→ **Tasks to perform**:
• A. Translate this sentence from the profile of Mohammad Reza Aref into Spanish: "He is also currently member of the Expediency Discernment Council since 2002."
• B. Write out the passage of the profile of Mohammad Reza Aref from "Mohammad Reza Aref (محمدرضا" up to and including "Council since 2002.", substituting "scholar" for "academic".

→ **Selected extract**:
First Vice President of Iran
- Incumbent
- Assumed office 28 July 2024
- President: Masoud Pezeshkian
- Preceded by: Mohammad Mokhber
- In office 26 August 2001 – 10 September 2005
- President: Mohammad Khatami
- Preceded by: Hassan Habibi
- Succeeded by: Parviz Davoodi

Member of the Parliament of Iran
- In office 28 May 2016 – 26 May 2020
- Constituency: Tehran, Rey, Shemiranat and Eslamshahr

Member of Expediency Discernment Council
- Incumbent
- Assumed office 16 March 2002
- Appointed by: Ali Khamenei
- Chairman: Akbar Hashemi Rafsanjani Ali Movahedi-Kermani (Acting) Mahmoud Hashemi Shahroudi Sadeq Larijani

Supervisor of Presidential Administration of Iran
- In office 26 August 2001 – 10 September 2005
- President: Mohammad Khatami
- Preceded by: Mohammad Hashemi Rafsanjani
- Succeeded by: Ali Saeedlou

Vice President of Iran Head of Management and Planning Organization
- In office 2 December 2000 – 11 September 2001
- President: Mohammad Khatami
- Preceded by: Mohammad-Ali Najafi
- Succeeded by: Mohammad Sattarifar

Minister of Post, Telegraph and Telephone
- In office 20 August 1997 – 17 June 2000
- President: Mohammad Khatami
- Preceded by: Mohammad Gharazi
- Succeeded by: Nasrollah Jahangard (acting)

Personal details
- Born: 19 December 1951 (age 74) Yazd, Imperial State of Iran
- Party: Omid Iranian Foundation
- Other political affiliations: Islamic Iran Participation Front (Founding member)
- Spouse: Hamideh Moravvej Farshi
- Children: 3
- Education: University of Tehran Stanford University
- Occupation: Academic
- Website: ee.sharif.edu/~aref/

= Mohammad Reza Aref =

Vice President of Iran

Mohammad Reza Aref (محمدرضا عارف; born 19 December 1951) is an Iranian engineer, academic and reformist politician who is the first vice president of Iran since 2024, under President Masoud Pezeshkian; he previously served as the first vice-president from 2001 to 2005 under Mohammad Khatami. He is also currently member of the Expediency Discernment Council since 2002.

→ **Entries supplied**:

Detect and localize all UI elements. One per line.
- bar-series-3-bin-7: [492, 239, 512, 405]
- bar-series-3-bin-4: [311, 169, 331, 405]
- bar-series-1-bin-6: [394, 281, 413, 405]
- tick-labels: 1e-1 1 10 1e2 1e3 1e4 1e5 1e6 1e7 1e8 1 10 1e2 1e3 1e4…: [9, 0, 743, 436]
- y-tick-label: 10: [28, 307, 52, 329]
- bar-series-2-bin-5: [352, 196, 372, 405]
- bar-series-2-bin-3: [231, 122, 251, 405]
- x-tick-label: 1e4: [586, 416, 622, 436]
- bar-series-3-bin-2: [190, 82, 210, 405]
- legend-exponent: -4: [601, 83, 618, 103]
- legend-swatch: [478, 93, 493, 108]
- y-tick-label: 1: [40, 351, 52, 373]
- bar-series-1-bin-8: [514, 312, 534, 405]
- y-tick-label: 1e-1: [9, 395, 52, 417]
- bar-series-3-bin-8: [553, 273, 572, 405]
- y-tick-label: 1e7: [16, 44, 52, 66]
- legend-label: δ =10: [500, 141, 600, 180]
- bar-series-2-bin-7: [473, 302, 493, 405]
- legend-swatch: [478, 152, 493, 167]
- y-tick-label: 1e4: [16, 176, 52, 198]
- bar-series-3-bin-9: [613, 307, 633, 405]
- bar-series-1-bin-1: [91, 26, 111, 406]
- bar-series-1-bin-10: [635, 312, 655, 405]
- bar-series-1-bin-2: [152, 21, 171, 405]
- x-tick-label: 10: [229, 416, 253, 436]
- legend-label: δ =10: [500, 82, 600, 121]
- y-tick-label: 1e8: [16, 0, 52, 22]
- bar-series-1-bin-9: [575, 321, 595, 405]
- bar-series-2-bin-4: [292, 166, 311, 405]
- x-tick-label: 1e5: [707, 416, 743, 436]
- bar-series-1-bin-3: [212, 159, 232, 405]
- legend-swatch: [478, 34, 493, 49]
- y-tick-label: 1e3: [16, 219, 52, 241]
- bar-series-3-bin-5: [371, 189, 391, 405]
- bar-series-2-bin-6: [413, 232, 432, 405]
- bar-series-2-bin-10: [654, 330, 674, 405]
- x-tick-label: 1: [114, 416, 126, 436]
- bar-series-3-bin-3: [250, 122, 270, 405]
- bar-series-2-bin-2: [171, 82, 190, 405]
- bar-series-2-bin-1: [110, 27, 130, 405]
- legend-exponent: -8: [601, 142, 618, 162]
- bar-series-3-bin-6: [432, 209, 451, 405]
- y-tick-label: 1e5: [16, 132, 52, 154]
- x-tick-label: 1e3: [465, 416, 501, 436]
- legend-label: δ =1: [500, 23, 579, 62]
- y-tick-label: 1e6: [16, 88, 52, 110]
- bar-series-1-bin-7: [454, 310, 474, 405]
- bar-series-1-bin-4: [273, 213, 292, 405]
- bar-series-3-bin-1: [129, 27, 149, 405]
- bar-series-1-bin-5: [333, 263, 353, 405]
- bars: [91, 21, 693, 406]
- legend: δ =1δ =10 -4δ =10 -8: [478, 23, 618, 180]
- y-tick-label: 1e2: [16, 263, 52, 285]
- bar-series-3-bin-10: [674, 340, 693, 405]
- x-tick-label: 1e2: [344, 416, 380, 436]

→ **Answers to the exercise**:
• A. Además, actualmente es miembro del Consejo de Discernimiento de Conveniencia desde 2002.

• B.
Mohammad Reza Aref (محمدرضا عارف; born 19 December 1951) is an Iranian engineer, scholar and reformist politician who is the first vice president of Iran since 2024, under President Masoud Pezeshkian; he previously served as the first vice-president from 2001 to 2005 under Mohammad Khatami. He is also currently member of the Expediency Discernment Council since 2002.